» **What the task requires**: Output an exact reproduction of the data.

» **Data for this exercise**:

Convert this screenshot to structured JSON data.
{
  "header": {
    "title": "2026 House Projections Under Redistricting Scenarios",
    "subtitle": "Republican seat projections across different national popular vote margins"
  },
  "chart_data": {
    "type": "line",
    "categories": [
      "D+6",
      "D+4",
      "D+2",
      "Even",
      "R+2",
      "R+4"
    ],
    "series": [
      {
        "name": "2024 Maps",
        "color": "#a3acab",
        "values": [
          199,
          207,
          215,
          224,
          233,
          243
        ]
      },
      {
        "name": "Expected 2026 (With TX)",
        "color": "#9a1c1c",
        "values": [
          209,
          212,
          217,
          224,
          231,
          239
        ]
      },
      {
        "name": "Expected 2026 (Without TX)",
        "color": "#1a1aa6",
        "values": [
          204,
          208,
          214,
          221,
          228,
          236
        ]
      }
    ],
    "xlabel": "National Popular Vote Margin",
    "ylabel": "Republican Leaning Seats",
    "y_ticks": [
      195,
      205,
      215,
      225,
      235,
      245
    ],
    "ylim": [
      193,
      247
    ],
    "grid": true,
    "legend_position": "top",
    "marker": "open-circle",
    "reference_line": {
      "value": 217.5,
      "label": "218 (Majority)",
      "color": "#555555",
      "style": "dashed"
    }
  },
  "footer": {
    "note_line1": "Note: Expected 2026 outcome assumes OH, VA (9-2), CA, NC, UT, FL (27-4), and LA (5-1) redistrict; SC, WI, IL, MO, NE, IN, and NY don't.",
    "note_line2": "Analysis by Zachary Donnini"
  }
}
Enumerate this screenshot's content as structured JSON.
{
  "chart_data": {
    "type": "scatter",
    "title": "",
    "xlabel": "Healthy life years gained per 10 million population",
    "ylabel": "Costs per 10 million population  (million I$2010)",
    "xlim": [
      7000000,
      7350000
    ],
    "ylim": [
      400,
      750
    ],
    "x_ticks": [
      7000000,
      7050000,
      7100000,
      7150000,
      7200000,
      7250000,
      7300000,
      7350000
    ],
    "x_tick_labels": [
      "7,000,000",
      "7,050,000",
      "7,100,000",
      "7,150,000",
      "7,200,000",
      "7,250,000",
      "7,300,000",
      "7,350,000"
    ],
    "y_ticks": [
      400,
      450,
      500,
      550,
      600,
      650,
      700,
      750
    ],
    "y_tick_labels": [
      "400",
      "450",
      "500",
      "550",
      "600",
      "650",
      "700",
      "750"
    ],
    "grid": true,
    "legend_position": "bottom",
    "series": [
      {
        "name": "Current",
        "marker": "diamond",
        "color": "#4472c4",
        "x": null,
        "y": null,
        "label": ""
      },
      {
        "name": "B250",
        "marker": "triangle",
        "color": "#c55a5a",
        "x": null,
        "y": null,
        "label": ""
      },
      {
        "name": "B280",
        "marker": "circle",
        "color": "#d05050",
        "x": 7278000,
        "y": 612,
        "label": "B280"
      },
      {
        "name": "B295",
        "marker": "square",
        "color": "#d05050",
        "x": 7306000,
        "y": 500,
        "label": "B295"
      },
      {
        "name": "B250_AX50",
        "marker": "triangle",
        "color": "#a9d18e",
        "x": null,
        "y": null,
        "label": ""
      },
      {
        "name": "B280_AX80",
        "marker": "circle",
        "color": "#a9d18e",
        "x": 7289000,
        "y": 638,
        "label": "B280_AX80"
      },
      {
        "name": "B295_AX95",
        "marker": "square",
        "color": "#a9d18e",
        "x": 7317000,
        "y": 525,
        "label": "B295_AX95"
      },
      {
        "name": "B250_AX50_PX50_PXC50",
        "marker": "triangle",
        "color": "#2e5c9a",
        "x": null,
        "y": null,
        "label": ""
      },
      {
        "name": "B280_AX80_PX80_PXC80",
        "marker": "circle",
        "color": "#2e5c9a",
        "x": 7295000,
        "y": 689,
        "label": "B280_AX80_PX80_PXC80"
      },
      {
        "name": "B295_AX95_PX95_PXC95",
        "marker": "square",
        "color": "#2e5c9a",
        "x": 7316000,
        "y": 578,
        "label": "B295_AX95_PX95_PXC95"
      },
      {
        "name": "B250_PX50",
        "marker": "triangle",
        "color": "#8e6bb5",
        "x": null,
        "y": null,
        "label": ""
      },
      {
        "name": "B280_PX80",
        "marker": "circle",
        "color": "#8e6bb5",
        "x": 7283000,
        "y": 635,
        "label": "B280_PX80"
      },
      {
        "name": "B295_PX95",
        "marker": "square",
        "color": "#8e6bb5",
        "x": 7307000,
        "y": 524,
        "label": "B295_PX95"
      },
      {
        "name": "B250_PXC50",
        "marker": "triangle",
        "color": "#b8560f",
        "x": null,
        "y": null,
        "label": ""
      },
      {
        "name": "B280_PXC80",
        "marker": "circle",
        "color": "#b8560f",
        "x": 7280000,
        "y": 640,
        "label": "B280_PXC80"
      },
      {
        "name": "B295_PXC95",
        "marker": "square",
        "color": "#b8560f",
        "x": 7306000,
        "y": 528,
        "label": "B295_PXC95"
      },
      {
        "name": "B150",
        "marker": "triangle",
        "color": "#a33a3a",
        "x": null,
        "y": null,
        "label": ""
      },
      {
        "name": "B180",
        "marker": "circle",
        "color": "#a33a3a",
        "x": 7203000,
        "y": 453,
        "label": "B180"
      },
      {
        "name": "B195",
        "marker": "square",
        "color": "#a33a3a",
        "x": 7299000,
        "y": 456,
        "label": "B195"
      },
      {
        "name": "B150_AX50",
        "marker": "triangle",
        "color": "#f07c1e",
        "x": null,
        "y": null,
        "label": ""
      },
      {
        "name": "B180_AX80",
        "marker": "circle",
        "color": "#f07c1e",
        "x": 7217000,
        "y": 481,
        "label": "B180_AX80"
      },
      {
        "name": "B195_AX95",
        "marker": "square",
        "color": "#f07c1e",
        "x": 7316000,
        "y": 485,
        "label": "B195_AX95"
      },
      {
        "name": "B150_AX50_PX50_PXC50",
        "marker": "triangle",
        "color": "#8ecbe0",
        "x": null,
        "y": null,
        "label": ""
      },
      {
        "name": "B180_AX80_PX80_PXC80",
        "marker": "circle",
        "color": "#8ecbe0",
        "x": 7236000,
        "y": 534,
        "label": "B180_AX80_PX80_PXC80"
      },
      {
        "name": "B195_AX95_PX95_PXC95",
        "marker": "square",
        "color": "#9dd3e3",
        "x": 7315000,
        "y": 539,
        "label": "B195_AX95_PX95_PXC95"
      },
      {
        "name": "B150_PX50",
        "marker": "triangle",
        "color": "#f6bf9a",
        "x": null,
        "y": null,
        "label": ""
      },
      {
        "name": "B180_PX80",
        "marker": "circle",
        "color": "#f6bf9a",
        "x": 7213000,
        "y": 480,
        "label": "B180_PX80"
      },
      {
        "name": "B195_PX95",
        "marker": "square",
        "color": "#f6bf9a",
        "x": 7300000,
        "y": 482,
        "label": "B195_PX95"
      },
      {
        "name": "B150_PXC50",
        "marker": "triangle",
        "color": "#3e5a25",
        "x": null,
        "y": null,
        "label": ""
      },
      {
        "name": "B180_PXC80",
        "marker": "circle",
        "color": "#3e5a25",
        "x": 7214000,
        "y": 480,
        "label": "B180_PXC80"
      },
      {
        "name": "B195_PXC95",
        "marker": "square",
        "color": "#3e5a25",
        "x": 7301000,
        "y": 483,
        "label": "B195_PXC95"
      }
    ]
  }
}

» **Finished exercise**:
Convert this screenshot to structured JSON data.
{
  "header": {
    "title": "2026 House Projections Under Redistricting Scenarios",
    "subtitle": "Republican seat projections across different national popular vote margins"
  },
  "chart_data": {
    "type": "line",
    "categories": [
      "D+6",
      "D+4",
      "D+2",
      "Even",
      "R+2",
      "R+4"
    ],
    "series": [
      {
        "name": "2024 Maps",
        "color": "#a3acab",
        "values": [
          199,
          207,
          215,
          224,
          233,
          243
        ]
      },
      {
        "name": "Expected 2026 (With TX)",
        "color": "#9a1c1c",
        "values": [
          209,
          212,
          217,
          224,
          231,
          239
        ]
      },
      {
        "name": "Expected 2026 (Without TX)",
        "color": "#1a1aa6",
        "values": [
          204,
          208,
          214,
          221,
          228,
          236
        ]
      }
    ],
    "xlabel": "National Popular Vote Margin",
    "ylabel": "Republican Leaning Seats",
    "y_ticks": [
      195,
      205,
      215,
      225,
      235,
      245
    ],
    "ylim": [
      193,
      247
    ],
    "grid": true,
    "legend_position": "top",
    "marker": "open-circle",
    "reference_line": {
      "value": 217.5,
      "label": "218 (Majority)",
      "color": "#555555",
      "style": "dashed"
    }
  },
  "footer": {
    "note_line1": "Note: Expected 2026 outcome assumes OH, VA (9-2), CA, NC, UT, FL (27-4), and LA (5-1) redistrict; SC, WI, IL, MO, NE, IN, and NY don't.",
    "note_line2": "Analysis by Zachary Donnini"
  }
}
Enumerate this screenshot's content as structured JSON.
{
  "chart_data": {
    "type": "scatter",
    "title": "",
    "xlabel": "Healthy life years gained per 10 million population",
    "ylabel": "Costs per 10 million population  (million I$2010)",
    "xlim": [
      7000000,
      7350000
    ],
    "ylim": [
      400,
      750
    ],
    "x_ticks": [
      7000000,
      7050000,
      7100000,
      7150000,
      7200000,
      7250000,
      7300000,
      7350000
    ],
    "x_tick_labels": [
      "7,000,000",
      "7,050,000",
      "7,100,000",
      "7,150,000",
      "7,200,000",
      "7,250,000",
      "7,300,000",
      "7,350,000"
    ],
    "y_ticks": [
      400,
      450,
      500,
      550,
      600,
      650,
      700,
      750
    ],
    "y_tick_labels": [
      "400",
      "450",
      "500",
      "550",
      "600",
      "650",
      "700",
      "750"
    ],
    "grid": true,
    "legend_position": "bottom",
    "series": [
      {
        "name": "Current",
        "marker": "diamond",
        "color": "#4472c4",
        "x": null,
        "y": null,
        "label": ""
      },
      {
        "name": "B250",
        "marker": "triangle",
        "color": "#c55a5a",
        "x": null,
        "y": null,
        "label": ""
      },
      {
        "name": "B280",
        "marker": "circle",
        "color": "#d05050",
        "x": 7278000,
        "y": 612,
        "label": "B280"
      },
      {
        "name": "B295",
        "marker": "square",
        "color": "#d05050",
        "x": 7306000,
        "y": 500,
        "label": "B295"
      },
      {
        "name": "B250_AX50",
        "marker": "triangle",
        "color": "#a9d18e",
        "x": null,
        "y": null,
        "label": ""
      },
      {
        "name": "B280_AX80",
        "marker": "circle",
        "color": "#a9d18e",
        "x": 7289000,
        "y": 638,
        "label": "B280_AX80"
      },
      {
        "name": "B295_AX95",
        "marker": "square",
        "color": "#a9d18e",
        "x": 7317000,
        "y": 525,
        "label": "B295_AX95"
      },
      {
        "name": "B250_AX50_PX50_PXC50",
        "marker": "triangle",
        "color": "#2e5c9a",
        "x": null,
        "y": null,
        "label": ""
      },
      {
        "name": "B280_AX80_PX80_PXC80",
        "marker": "circle",
        "color": "#2e5c9a",
        "x": 7295000,
        "y": 689,
        "label": "B280_AX80_PX80_PXC80"
      },
      {
        "name": "B295_AX95_PX95_PXC95",
        "marker": "square",
        "color": "#2e5c9a",
        "x": 7316000,
        "y": 578,
        "label": "B295_AX95_PX95_PXC95"
      },
      {
        "name": "B250_PX50",
        "marker": "triangle",
        "color": "#8e6bb5",
        "x": null,
        "y": null,
        "label": ""
      },
      {
        "name": "B280_PX80",
        "marker": "circle",
        "color": "#8e6bb5",
        "x": 7283000,
        "y": 635,
        "label": "B280_PX80"
      },
      {
        "name": "B295_PX95",
        "marker": "square",
        "color": "#8e6bb5",
        "x": 7307000,
        "y": 524,
        "label": "B295_PX95"
      },
      {
        "name": "B250_PXC50",
        "marker": "triangle",
        "color": "#b8560f",
        "x": null,
        "y": null,
        "label": ""
      },
      {
        "name": "B280_PXC80",
        "marker": "circle",
        "color": "#b8560f",
        "x": 7280000,
        "y": 640,
        "label": "B280_PXC80"
      },
      {
        "name": "B295_PXC95",
        "marker": "square",
        "color": "#b8560f",
        "x": 7306000,
        "y": 528,
        "label": "B295_PXC95"
      },
      {
        "name": "B150",
        "marker": "triangle",
        "color": "#a33a3a",
        "x": null,
        "y": null,
        "label": ""
      },
      {
        "name": "B180",
        "marker": "circle",
        "color": "#a33a3a",
        "x": 7203000,
        "y": 453,
        "label": "B180"
      },
      {
        "name": "B195",
        "marker": "square",
        "color": "#a33a3a",
        "x": 7299000,
        "y": 456,
        "label": "B195"
      },
      {
        "name": "B150_AX50",
        "marker": "triangle",
        "color": "#f07c1e",
        "x": null,
        "y": null,
        "label": ""
      },
      {
        "name": "B180_AX80",
        "marker": "circle",
        "color": "#f07c1e",
        "x": 7217000,
        "y": 481,
        "label": "B180_AX80"
      },
      {
        "name": "B195_AX95",
        "marker": "square",
        "color": "#f07c1e",
        "x": 7316000,
        "y": 485,
        "label": "B195_AX95"
      },
      {
        "name": "B150_AX50_PX50_PXC50",
        "marker": "triangle",
        "color": "#8ecbe0",
        "x": null,
        "y": null,
        "label": ""
      },
      {
        "name": "B180_AX80_PX80_PXC80",
        "marker": "circle",
        "color": "#8ecbe0",
        "x": 7236000,
        "y": 534,
        "label": "B180_AX80_PX80_PXC80"
      },
      {
        "name": "B195_AX95_PX95_PXC95",
        "marker": "square",
        "color": "#9dd3e3",
        "x": 7315000,
        "y": 539,
        "label": "B195_AX95_PX95_PXC95"
      },
      {
        "name": "B150_PX50",
        "marker": "triangle",
        "color": "#f6bf9a",
        "x": null,
        "y": null,
        "label": ""
      },
      {
        "name": "B180_PX80",
        "marker": "circle",
        "color": "#f6bf9a",
        "x": 7213000,
        "y": 480,
        "label": "B180_PX80"
      },
      {
        "name": "B195_PX95",
        "marker": "square",
        "color": "#f6bf9a",
        "x": 7300000,
        "y": 482,
        "label": "B195_PX95"
      },
      {
        "name": "B150_PXC50",
        "marker": "triangle",
        "color": "#3e5a25",
        "x": null,
        "y": null,
        "label": ""
      },
      {
        "name": "B180_PXC80",
        "marker": "circle",
        "color": "#3e5a25",
        "x": 7214000,
        "y": 480,
        "label": "B180_PXC80"
      },
      {
        "name": "B195_PXC95",
        "marker": "square",
        "color": "#3e5a25",
        "x": 7301000,
        "y": 483,
        "label": "B195_PXC95"
      }
    ]
  }
}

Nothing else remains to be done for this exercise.